TASK DIRECTIONS — Set out each line from the following listing that includes the word "oblique".
--- Start of GIVEN ENTRIES ---
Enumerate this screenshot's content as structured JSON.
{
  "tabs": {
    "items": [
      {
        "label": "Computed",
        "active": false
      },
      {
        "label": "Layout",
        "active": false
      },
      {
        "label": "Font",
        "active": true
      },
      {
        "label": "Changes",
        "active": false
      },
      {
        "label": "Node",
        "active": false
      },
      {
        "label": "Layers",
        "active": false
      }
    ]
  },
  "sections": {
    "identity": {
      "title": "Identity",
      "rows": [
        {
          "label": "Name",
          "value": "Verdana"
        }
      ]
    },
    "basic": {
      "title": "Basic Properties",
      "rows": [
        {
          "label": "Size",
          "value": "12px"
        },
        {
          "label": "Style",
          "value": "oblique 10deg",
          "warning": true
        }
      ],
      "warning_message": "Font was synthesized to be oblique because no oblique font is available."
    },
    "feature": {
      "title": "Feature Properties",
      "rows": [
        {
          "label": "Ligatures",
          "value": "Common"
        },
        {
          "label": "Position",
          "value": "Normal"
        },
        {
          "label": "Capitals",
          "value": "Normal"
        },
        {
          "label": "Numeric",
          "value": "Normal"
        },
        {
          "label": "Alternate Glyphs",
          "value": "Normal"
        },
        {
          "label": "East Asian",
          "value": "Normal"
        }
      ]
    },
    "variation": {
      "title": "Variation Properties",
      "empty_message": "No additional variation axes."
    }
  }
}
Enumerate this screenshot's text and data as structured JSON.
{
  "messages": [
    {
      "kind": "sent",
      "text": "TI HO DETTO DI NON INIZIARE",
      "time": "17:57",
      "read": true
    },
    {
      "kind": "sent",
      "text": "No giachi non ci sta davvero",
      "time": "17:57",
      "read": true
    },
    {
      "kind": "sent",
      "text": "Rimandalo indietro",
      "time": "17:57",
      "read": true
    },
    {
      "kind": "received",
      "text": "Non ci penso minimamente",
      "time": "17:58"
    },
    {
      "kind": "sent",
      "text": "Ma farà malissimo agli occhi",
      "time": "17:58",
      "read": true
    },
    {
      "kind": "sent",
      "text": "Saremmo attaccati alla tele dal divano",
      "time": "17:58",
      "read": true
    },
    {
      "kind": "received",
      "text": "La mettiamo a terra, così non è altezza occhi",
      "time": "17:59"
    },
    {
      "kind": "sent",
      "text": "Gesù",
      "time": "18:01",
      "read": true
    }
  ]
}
--- End of GIVEN ENTRIES ---
SOLUTION TO THIS TASK —
          "value": "oblique 10deg",
      "warning_message": "Font was synthesized to be oblique because no oblique font is available."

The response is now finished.